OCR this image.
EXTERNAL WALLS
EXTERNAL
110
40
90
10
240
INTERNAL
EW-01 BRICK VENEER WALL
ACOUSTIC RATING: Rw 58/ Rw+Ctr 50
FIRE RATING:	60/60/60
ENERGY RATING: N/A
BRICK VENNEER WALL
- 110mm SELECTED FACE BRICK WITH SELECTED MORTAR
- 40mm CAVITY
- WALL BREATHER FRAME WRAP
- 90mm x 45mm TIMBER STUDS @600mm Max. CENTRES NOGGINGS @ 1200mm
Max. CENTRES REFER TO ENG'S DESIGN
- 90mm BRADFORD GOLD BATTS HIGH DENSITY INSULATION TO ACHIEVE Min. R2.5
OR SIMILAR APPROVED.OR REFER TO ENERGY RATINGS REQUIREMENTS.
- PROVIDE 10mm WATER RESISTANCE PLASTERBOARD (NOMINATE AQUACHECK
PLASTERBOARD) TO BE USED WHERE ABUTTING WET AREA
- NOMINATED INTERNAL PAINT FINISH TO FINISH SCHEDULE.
----------
[Your task]
Retype the material in full, character for character.

[Problem solution]
OCR this image.
EXTERNAL WALLS
EXTERNAL
110
40
90
10
240
INTERNAL
EW-01 BRICK VENEER WALL
ACOUSTIC RATING: Rw 58/ Rw+Ctr 50
FIRE RATING:	60/60/60
ENERGY RATING: N/A
BRICK VENNEER WALL
- 110mm SELECTED FACE BRICK WITH SELECTED MORTAR
- 40mm CAVITY
- WALL BREATHER FRAME WRAP
- 90mm x 45mm TIMBER STUDS @600mm Max. CENTRES NOGGINGS @ 1200mm
Max. CENTRES REFER TO ENG'S DESIGN
- 90mm BRADFORD GOLD BATTS HIGH DENSITY INSULATION TO ACHIEVE Min. R2.5
OR SIMILAR APPROVED.OR REFER TO ENERGY RATINGS REQUIREMENTS.
- PROVIDE 10mm WATER RESISTANCE PLASTERBOARD (NOMINATE AQUACHECK
PLASTERBOARD) TO BE USED WHERE ABUTTING WET AREA
- NOMINATED INTERNAL PAINT FINISH TO FINISH SCHEDULE.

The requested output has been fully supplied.